— start Data excerpts —
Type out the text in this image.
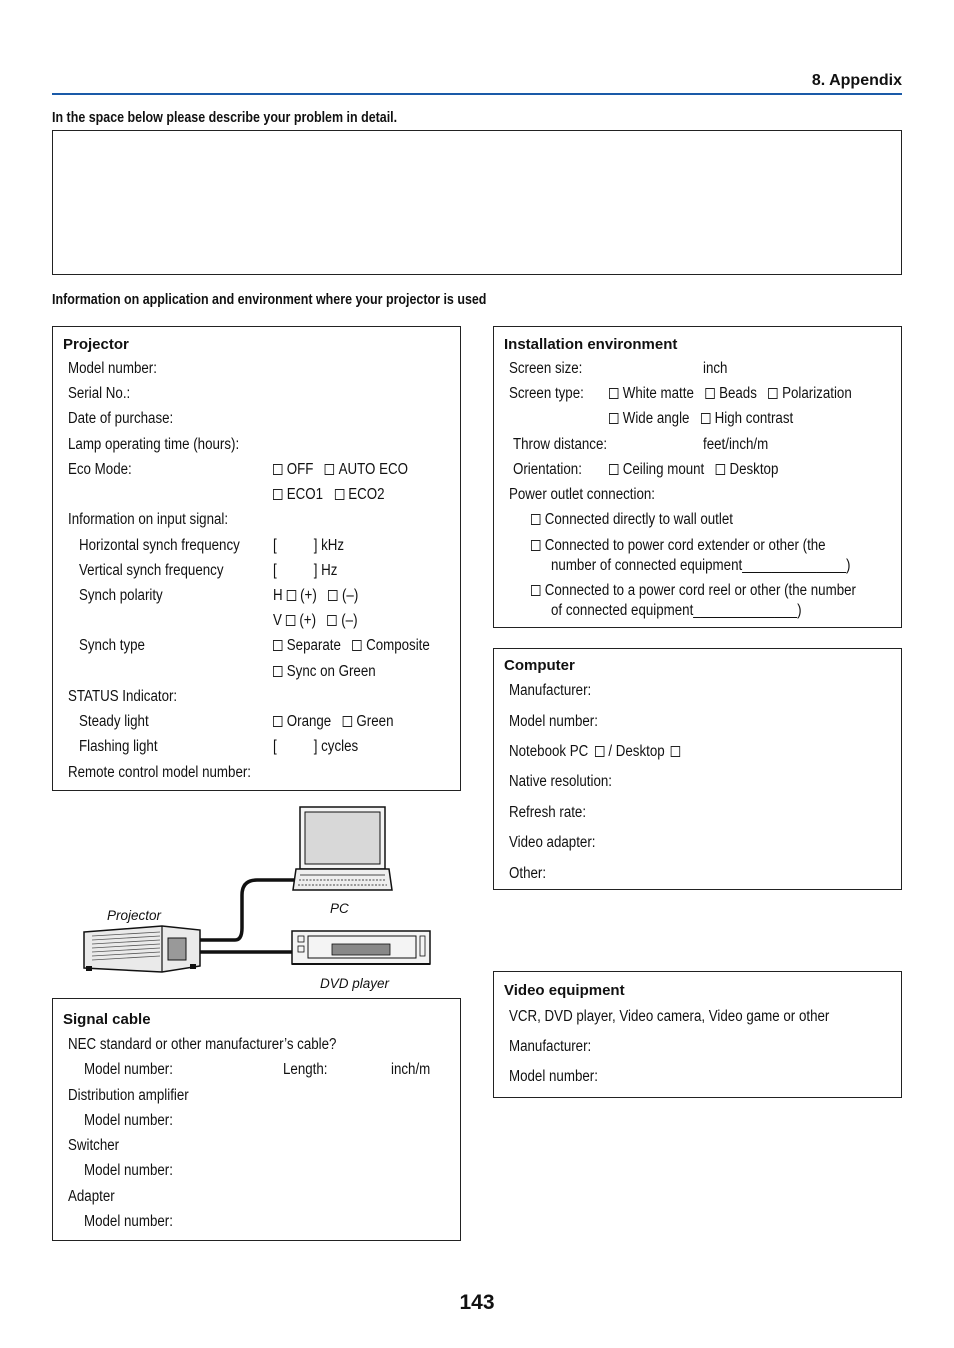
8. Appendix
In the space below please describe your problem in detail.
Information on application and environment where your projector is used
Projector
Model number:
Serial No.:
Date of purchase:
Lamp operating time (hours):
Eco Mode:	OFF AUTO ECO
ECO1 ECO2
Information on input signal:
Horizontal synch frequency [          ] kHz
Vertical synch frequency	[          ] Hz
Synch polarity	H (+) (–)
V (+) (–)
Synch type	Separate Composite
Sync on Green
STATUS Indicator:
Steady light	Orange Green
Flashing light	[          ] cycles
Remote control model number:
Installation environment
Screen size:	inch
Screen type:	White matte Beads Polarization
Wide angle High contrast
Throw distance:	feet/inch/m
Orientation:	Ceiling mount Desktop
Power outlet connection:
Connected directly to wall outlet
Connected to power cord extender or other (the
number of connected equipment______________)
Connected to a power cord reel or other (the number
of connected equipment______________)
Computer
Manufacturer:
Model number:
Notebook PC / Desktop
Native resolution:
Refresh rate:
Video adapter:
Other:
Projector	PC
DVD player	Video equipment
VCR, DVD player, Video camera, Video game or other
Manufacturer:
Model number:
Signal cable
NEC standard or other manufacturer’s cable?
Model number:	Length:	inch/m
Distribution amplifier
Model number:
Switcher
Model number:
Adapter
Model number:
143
— end Data excerpts —
— start Data excerpts —
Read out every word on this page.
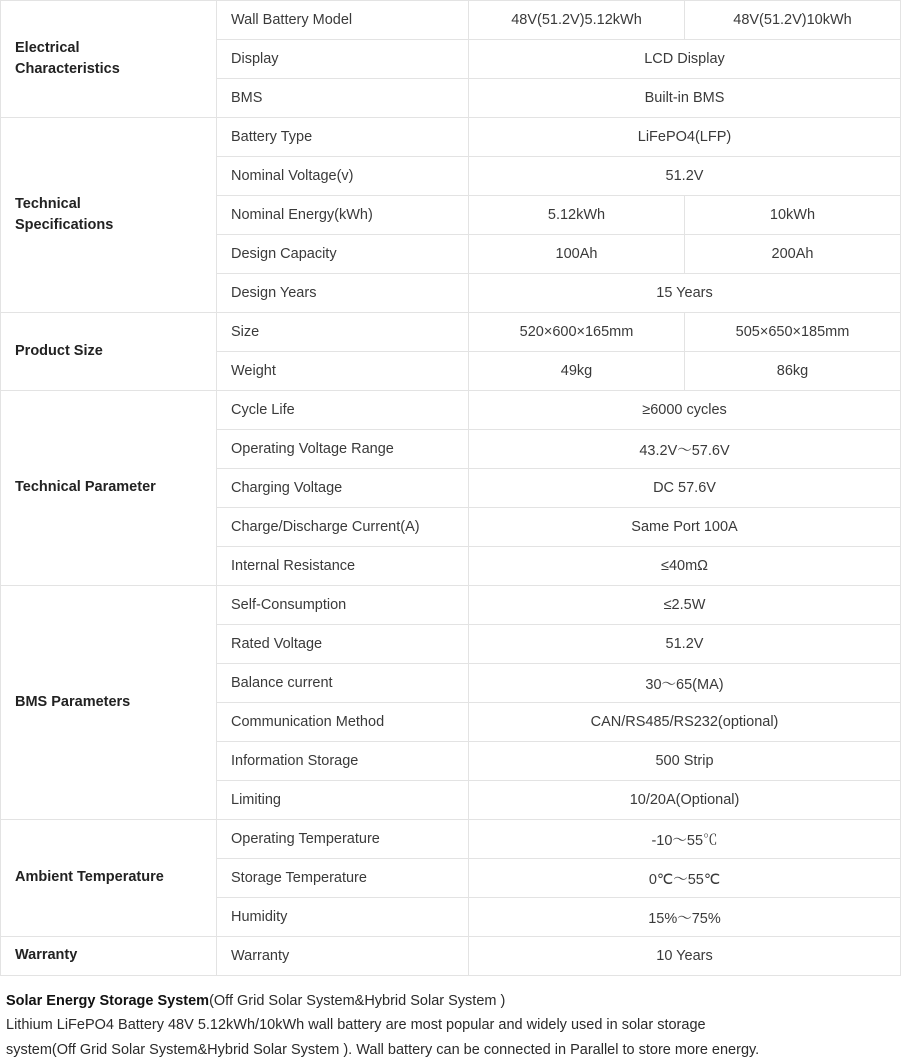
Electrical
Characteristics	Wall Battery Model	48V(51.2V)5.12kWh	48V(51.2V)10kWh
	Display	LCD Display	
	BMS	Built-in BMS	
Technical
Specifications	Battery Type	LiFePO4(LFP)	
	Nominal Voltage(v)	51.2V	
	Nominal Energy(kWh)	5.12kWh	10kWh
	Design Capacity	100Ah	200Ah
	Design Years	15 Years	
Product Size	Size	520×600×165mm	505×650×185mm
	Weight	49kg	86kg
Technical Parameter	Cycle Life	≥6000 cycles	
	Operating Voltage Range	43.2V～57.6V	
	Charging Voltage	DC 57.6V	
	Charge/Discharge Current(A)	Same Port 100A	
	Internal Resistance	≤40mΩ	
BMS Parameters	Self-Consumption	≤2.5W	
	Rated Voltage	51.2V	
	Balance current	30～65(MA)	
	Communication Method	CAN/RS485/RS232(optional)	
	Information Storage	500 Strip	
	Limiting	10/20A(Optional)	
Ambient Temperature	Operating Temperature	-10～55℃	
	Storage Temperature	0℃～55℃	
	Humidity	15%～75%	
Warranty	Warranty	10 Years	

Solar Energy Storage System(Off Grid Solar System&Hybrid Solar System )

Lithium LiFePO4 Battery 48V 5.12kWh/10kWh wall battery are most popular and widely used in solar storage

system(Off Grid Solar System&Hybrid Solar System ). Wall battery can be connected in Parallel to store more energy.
— end Data excerpts —
* Goal: Look through the data and show every line containing "Video".

* Task response:
Video adapter:
DVD player	Video equipment
VCR, DVD player, Video camera, Video game or other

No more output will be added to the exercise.